Challenge — Take each line containing "jich" and report it exactly as written.

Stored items

• • • • • • •

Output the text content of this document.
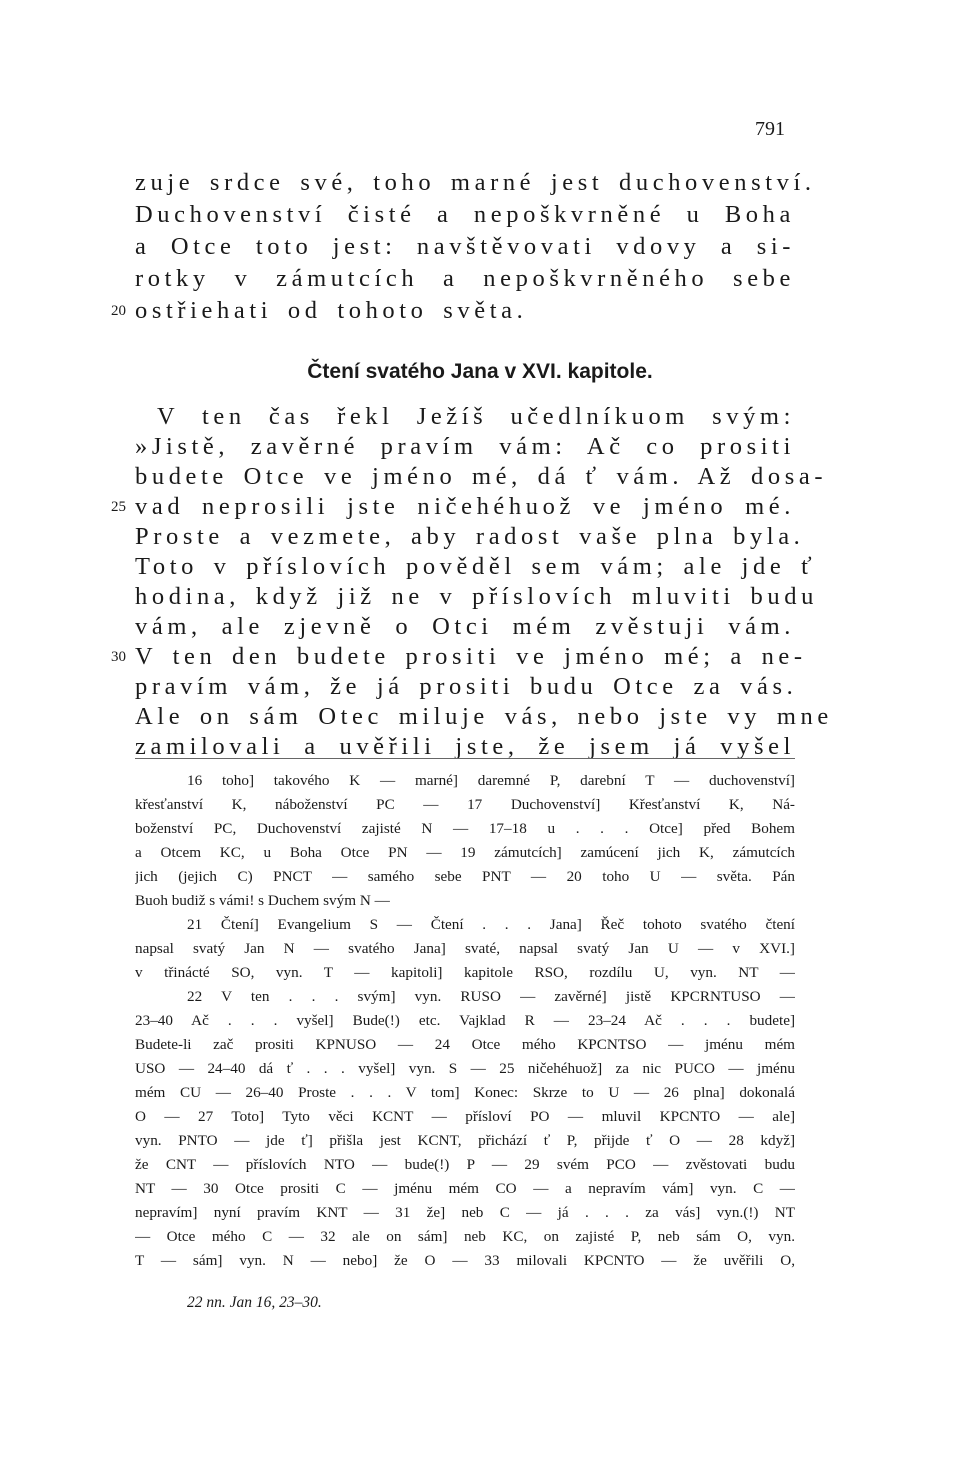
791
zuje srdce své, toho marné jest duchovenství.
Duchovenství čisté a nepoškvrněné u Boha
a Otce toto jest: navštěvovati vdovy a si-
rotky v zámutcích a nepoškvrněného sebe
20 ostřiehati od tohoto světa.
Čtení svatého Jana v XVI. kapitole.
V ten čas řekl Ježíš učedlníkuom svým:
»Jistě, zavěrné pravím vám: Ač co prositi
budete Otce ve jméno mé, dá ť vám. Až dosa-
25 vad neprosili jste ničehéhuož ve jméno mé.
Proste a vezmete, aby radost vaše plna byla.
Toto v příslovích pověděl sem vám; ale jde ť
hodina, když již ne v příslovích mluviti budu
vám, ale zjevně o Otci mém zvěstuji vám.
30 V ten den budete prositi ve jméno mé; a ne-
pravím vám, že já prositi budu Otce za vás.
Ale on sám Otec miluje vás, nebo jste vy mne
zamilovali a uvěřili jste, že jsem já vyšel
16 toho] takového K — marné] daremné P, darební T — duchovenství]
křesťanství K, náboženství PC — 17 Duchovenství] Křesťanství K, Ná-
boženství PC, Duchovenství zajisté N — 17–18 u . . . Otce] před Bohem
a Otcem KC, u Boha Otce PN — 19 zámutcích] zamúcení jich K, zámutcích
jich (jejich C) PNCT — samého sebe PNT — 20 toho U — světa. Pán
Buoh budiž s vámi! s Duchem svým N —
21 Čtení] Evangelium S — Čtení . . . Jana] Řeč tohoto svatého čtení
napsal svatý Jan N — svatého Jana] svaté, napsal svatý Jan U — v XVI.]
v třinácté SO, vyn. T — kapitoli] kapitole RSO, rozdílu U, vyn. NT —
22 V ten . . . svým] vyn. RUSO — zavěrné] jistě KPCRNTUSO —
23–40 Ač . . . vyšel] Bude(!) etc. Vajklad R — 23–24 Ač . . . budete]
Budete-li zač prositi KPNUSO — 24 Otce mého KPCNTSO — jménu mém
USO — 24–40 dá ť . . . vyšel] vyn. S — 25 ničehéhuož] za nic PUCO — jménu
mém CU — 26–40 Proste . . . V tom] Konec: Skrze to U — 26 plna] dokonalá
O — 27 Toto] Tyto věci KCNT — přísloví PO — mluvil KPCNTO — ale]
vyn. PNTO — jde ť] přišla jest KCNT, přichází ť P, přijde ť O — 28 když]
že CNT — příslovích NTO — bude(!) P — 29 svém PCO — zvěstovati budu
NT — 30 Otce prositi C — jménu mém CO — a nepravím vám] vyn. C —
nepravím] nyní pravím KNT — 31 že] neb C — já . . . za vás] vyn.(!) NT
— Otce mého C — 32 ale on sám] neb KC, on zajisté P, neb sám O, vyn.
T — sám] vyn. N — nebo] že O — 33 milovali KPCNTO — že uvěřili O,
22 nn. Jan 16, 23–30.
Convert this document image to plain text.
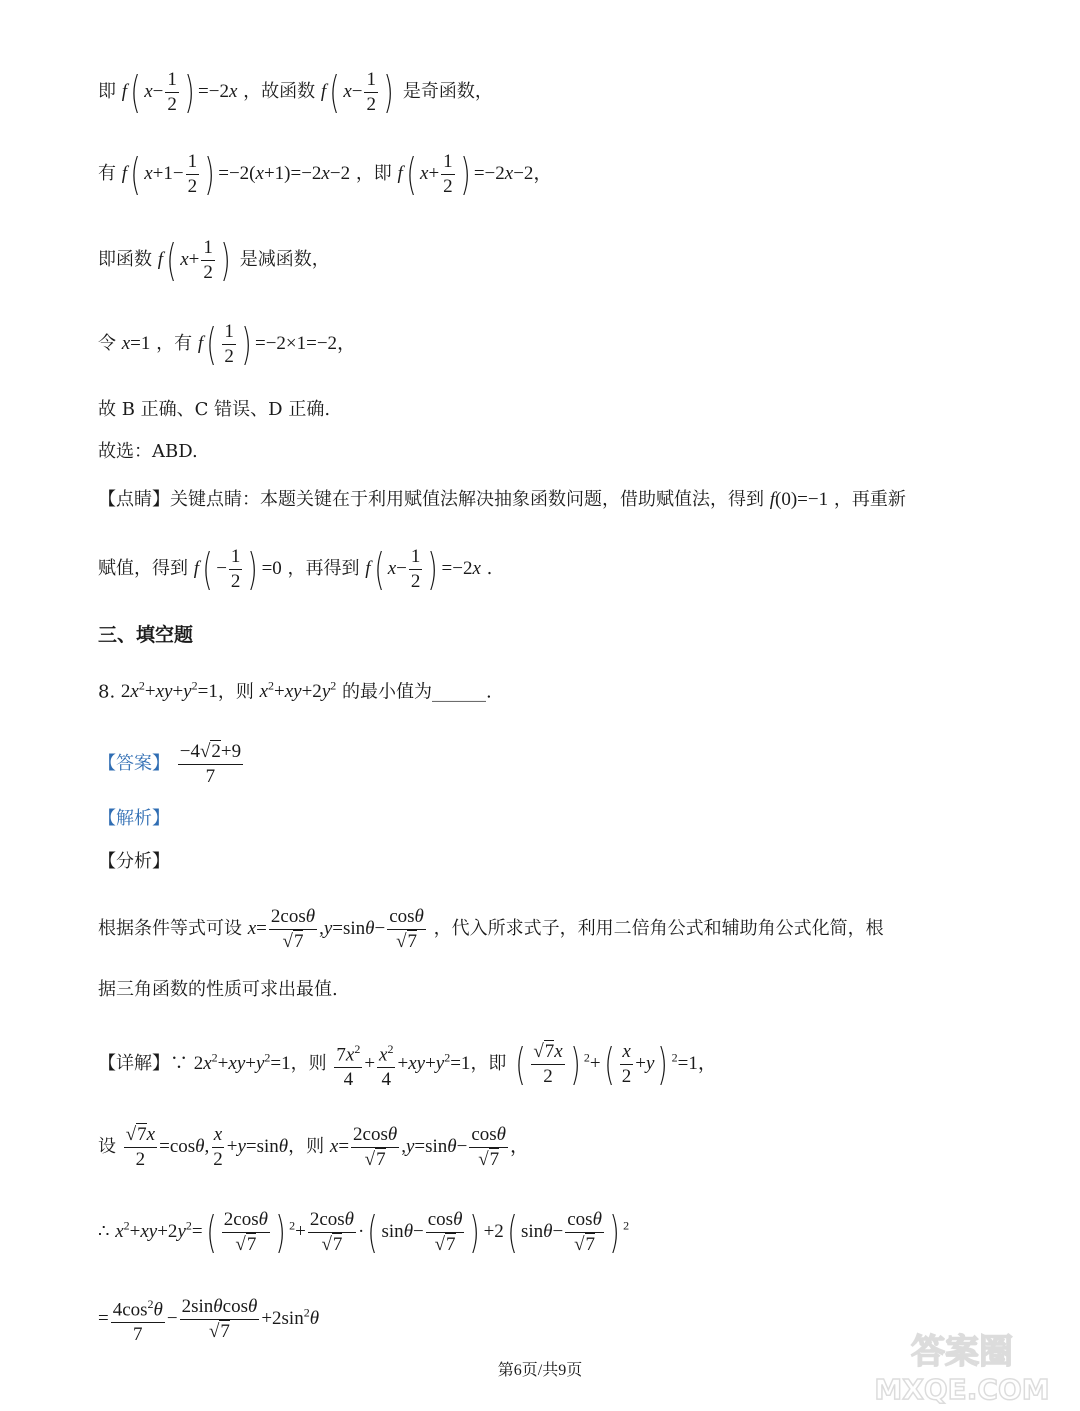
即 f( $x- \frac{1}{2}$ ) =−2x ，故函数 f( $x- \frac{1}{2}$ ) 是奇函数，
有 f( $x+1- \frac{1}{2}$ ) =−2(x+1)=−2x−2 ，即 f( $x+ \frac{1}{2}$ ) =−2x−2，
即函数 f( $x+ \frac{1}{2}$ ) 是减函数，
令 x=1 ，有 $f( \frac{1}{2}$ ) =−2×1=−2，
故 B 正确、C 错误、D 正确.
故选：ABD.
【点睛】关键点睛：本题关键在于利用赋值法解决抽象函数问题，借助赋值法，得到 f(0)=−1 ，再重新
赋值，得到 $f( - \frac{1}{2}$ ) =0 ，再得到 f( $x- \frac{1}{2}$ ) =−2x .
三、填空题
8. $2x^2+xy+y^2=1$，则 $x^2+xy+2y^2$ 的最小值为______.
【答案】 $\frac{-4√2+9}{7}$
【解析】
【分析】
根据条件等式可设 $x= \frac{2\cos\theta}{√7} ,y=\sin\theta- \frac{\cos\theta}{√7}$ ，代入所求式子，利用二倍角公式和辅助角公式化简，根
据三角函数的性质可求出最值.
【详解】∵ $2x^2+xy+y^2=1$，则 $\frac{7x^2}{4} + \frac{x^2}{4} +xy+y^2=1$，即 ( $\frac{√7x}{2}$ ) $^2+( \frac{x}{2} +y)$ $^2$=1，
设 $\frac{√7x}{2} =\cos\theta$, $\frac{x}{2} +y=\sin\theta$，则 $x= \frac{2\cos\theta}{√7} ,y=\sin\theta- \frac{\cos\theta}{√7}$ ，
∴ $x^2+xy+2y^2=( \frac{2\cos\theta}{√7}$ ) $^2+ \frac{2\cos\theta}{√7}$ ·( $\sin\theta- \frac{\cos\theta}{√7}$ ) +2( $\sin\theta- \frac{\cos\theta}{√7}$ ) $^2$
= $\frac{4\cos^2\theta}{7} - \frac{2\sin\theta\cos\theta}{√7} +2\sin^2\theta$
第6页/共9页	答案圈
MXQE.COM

• • • • • • •

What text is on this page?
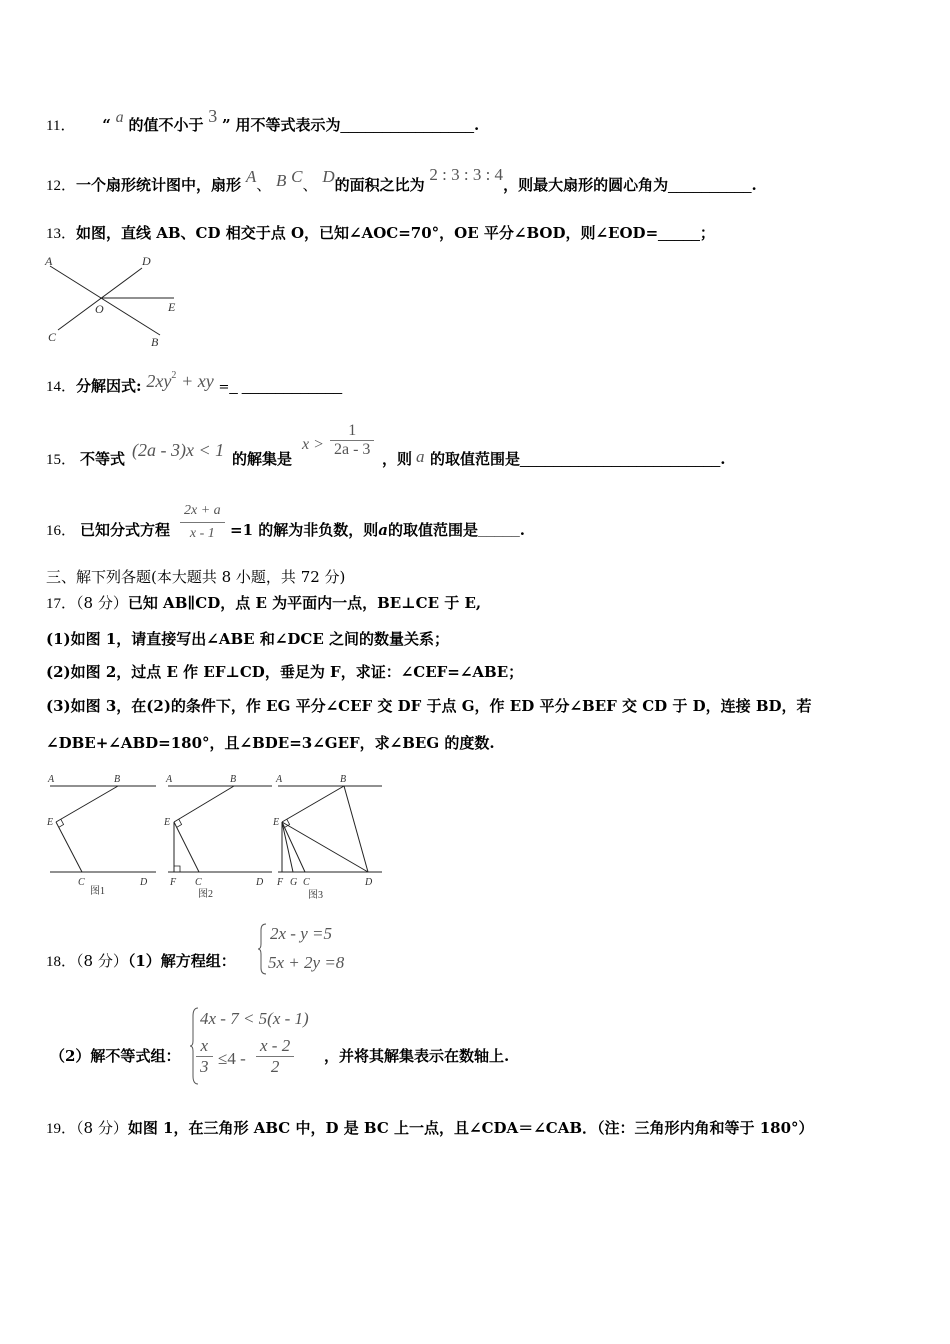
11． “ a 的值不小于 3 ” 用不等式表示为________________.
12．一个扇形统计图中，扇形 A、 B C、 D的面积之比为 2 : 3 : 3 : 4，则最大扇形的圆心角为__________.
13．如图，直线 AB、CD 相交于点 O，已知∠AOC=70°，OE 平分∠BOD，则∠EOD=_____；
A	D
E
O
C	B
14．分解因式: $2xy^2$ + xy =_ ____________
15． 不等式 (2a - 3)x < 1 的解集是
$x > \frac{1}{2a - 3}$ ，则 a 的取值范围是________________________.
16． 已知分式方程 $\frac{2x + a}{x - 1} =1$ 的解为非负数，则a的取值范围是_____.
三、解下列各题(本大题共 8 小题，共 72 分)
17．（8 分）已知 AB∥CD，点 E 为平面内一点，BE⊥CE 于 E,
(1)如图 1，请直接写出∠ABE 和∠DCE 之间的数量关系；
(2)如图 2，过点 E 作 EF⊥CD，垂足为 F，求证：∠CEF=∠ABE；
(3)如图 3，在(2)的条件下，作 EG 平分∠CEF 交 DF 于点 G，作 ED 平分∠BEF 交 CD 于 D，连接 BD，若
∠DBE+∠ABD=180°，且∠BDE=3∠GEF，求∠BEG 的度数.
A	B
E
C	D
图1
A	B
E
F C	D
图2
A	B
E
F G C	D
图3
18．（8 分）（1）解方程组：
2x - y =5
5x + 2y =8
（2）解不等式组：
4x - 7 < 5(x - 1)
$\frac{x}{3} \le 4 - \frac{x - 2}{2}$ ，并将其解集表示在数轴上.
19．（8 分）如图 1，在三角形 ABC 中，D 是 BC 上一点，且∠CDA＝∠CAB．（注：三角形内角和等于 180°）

• • • • • • •

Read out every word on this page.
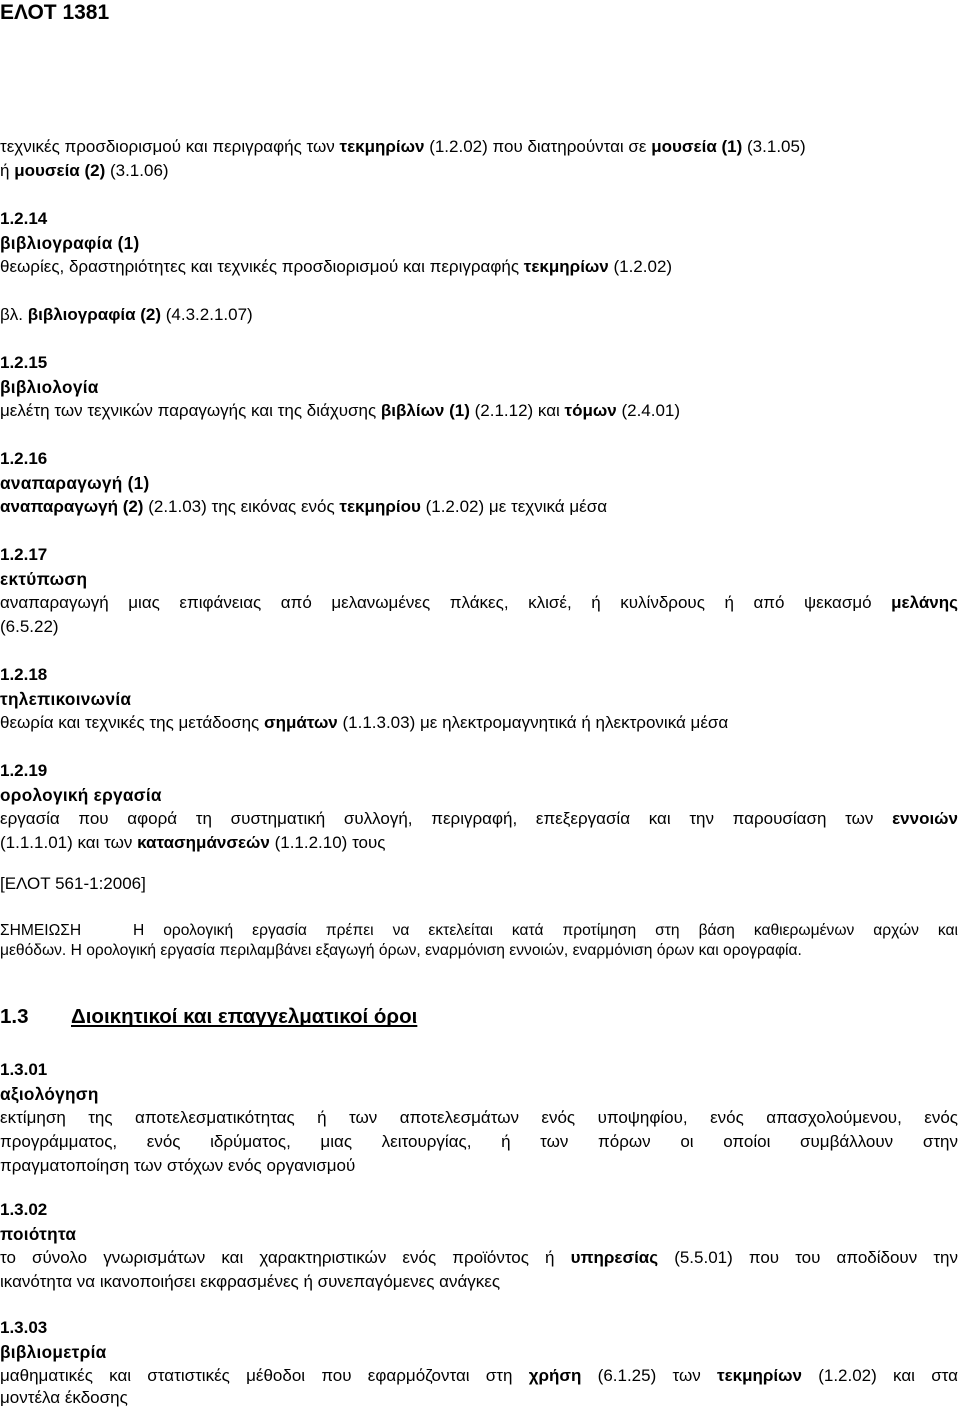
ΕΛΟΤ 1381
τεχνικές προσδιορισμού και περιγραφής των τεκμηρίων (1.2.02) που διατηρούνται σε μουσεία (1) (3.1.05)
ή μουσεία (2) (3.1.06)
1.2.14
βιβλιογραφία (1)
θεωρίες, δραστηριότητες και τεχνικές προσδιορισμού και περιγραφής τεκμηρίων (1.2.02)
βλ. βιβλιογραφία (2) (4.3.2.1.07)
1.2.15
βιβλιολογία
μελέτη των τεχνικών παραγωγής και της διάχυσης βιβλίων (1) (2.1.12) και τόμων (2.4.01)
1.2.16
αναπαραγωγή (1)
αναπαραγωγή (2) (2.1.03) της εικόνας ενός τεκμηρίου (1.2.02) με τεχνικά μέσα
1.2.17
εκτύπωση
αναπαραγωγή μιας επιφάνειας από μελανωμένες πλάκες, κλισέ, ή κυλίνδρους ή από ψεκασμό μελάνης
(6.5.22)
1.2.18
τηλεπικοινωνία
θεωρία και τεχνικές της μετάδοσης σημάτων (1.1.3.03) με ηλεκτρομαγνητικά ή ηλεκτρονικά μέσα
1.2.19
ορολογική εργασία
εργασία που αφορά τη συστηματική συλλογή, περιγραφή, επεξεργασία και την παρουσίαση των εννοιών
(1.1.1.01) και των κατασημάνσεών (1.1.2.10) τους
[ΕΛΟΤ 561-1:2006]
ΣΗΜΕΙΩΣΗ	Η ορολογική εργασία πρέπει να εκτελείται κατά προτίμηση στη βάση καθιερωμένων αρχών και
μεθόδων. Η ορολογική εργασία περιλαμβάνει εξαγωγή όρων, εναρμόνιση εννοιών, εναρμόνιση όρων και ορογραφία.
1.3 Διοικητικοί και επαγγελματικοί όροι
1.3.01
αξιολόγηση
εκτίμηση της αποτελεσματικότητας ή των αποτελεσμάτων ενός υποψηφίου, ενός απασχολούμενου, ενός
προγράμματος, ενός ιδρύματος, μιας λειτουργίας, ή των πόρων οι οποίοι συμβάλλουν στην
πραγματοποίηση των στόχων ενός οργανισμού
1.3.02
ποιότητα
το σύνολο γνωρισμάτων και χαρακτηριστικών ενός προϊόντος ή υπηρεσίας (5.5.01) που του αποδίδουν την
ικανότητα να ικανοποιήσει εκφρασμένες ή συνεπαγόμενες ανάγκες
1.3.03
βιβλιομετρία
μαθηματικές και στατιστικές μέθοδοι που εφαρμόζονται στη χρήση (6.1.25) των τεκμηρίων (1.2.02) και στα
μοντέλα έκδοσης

• • • • • • •

Answer for this exercise —
a Otcem KC, u Boha Otce PN — 19 zámutcích] zamúcení jich K, zámutcích
jich (jejich C) PNCT — samého sebe PNT — 20 toho U — světa. Pán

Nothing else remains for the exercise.